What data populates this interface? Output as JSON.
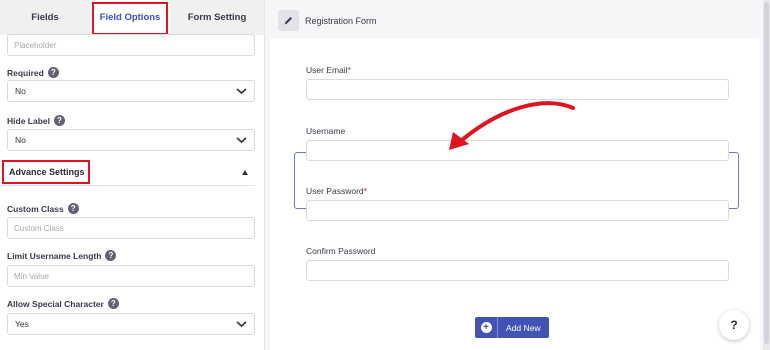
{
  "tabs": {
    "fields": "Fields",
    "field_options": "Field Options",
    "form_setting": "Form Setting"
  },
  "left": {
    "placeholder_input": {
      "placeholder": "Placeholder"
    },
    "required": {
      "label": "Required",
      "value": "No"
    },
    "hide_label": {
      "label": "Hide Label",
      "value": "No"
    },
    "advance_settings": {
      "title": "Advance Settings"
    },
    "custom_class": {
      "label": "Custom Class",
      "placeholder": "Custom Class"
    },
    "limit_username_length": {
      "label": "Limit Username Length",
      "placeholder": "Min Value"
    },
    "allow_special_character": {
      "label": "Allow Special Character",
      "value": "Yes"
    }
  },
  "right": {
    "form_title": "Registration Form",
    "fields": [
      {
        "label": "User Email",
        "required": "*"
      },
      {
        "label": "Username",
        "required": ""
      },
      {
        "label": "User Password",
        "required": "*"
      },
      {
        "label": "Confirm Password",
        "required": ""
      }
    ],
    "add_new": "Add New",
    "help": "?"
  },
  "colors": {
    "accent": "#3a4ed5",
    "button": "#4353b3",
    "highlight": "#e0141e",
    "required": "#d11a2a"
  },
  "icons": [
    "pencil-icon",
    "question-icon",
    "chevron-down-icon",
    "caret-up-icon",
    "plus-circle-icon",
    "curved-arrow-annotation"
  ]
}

------------

* DO THIS *
Go through the listing above and list every line that has the word "Form".

* RESULT BELOW *
    "form_setting": "Form Setting"
    "form_title": "Registration Form",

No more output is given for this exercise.